__TO DO__. Your task is to copy every line of the records below that contains "label".

Dataset entries on figures:
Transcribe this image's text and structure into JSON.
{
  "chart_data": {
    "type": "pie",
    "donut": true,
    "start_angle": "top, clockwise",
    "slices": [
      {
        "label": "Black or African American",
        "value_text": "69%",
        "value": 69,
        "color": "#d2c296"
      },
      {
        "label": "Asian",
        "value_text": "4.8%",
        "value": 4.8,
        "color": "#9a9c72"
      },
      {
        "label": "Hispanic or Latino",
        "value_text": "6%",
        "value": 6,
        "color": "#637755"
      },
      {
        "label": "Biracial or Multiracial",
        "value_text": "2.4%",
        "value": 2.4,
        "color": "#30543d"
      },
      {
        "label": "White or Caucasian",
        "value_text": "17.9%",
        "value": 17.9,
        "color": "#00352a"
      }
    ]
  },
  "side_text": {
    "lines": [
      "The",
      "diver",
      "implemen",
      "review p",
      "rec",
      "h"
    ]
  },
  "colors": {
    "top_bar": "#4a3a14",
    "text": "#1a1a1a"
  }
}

__REPLY__.
        "label": "Black or African American",
        "label": "Asian",
        "label": "Hispanic or Latino",
        "label": "Biracial or Multiracial",
        "label": "White or Caucasian",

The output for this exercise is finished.